Task brief
Find the lines holding the string "chip" in the data, then copy all of them.

Exercise material

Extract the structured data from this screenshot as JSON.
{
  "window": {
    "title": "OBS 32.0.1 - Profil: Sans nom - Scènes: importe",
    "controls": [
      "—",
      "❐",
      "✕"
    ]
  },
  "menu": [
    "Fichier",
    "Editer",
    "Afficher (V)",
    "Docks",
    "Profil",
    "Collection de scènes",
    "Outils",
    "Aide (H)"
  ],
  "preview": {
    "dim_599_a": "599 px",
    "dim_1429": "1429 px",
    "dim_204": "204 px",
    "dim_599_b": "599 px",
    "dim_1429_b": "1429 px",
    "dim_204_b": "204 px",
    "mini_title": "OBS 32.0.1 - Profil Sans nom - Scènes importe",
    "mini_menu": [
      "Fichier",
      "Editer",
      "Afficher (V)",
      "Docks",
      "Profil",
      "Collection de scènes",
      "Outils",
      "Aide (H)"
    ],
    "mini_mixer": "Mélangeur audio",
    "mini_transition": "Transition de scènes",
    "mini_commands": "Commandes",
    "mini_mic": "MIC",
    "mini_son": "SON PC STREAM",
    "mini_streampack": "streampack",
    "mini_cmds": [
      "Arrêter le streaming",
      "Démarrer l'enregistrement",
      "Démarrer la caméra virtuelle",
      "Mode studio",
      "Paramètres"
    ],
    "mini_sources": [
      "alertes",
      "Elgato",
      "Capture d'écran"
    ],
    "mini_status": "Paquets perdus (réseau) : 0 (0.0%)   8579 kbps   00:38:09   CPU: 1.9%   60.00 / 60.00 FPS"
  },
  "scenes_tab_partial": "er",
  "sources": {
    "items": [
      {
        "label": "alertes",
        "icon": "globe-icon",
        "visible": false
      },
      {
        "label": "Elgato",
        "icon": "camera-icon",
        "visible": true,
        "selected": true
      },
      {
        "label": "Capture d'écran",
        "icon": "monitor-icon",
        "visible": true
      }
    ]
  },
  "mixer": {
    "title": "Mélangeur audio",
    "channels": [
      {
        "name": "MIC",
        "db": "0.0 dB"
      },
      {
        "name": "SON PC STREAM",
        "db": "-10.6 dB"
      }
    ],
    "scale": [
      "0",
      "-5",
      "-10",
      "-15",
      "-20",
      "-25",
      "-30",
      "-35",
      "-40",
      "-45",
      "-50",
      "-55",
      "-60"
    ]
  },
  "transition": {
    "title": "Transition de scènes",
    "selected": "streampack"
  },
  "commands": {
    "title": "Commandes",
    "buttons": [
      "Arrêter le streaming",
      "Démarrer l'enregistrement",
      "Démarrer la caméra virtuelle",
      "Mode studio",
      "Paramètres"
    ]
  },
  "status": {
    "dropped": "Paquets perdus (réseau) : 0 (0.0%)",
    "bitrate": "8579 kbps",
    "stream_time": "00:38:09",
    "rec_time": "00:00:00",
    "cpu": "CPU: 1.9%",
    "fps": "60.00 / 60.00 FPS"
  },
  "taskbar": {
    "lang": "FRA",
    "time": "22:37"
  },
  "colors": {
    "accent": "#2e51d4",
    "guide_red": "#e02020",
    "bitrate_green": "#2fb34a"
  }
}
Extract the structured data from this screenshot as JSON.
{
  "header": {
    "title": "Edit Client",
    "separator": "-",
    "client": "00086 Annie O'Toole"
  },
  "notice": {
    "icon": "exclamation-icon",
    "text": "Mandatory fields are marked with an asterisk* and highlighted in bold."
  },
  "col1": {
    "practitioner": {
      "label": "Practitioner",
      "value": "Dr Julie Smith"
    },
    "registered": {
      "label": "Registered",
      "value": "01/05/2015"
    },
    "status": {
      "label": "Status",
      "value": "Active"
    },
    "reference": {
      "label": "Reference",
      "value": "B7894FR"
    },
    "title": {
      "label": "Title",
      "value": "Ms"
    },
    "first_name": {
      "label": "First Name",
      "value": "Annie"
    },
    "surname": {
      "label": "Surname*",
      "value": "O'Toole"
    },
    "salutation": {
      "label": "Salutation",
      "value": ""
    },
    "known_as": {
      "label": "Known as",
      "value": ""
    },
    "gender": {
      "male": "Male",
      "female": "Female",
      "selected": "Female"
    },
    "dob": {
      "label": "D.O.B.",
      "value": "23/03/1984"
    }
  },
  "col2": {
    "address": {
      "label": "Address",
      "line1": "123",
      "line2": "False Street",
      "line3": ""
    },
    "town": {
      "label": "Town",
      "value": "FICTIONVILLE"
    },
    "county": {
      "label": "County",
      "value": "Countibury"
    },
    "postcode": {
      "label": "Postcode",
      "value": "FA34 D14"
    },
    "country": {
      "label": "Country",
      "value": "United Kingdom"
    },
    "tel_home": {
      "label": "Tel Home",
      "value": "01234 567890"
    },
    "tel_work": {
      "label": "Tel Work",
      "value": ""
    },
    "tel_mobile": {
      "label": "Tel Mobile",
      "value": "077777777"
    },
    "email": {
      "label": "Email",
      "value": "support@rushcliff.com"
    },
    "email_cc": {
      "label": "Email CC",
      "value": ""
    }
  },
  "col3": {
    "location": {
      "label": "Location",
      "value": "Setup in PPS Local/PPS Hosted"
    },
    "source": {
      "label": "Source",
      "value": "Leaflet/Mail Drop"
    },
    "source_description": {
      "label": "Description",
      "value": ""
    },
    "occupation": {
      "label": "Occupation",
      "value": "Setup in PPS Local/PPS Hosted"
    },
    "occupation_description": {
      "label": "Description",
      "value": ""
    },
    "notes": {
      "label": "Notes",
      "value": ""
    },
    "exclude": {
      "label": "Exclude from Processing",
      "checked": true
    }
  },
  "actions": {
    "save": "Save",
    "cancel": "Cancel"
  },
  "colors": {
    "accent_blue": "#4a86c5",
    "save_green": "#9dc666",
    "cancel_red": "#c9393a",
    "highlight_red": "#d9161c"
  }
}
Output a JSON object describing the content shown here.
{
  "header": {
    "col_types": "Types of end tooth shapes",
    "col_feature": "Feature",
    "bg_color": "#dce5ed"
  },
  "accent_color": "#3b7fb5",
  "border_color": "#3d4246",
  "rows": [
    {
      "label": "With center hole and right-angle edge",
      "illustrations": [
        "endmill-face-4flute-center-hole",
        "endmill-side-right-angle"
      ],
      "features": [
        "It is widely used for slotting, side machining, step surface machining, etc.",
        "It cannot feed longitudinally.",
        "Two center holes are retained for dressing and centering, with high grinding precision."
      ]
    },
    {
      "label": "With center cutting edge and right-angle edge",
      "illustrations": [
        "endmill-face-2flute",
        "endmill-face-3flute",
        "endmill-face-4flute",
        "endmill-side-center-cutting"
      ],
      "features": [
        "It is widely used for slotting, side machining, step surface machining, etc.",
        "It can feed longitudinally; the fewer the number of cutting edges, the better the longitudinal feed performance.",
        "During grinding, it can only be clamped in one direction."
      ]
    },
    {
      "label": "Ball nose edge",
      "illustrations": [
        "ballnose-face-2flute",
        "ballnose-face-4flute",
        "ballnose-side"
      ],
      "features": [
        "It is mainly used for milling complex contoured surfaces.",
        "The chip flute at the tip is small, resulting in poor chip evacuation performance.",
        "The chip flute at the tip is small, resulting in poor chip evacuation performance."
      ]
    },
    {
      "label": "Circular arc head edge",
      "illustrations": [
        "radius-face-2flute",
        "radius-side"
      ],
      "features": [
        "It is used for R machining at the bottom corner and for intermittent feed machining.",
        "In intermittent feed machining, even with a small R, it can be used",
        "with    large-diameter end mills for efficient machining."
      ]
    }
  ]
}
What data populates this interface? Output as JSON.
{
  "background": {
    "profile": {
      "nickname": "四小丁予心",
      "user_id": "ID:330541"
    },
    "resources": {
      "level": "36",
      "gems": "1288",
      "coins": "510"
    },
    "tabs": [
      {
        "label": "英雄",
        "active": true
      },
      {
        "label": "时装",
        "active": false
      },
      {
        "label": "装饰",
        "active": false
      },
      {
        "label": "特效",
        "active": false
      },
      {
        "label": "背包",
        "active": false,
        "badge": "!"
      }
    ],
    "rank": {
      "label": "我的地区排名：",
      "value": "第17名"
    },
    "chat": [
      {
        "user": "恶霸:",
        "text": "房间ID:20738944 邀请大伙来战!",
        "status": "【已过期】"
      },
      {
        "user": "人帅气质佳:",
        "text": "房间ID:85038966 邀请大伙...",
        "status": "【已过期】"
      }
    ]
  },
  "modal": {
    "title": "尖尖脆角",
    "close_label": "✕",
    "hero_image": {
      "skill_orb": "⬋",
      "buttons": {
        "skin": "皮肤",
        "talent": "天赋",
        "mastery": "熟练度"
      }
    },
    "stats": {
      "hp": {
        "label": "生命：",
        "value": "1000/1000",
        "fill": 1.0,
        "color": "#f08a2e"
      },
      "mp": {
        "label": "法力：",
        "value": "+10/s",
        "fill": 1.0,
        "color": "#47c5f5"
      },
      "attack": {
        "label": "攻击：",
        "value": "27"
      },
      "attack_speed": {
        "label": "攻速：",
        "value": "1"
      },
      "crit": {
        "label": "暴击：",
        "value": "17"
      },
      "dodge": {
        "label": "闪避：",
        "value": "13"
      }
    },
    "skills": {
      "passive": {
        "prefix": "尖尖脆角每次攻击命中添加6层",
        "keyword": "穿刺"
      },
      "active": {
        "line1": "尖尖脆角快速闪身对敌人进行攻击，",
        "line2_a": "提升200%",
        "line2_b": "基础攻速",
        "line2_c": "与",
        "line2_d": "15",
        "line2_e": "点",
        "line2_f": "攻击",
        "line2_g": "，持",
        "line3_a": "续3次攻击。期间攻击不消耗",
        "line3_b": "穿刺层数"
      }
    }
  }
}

Exercise solution
        "The chip flute at the tip is small, resulting in poor chip evacuation performance.",
        "The chip flute at the tip is small, resulting in poor chip evacuation performance."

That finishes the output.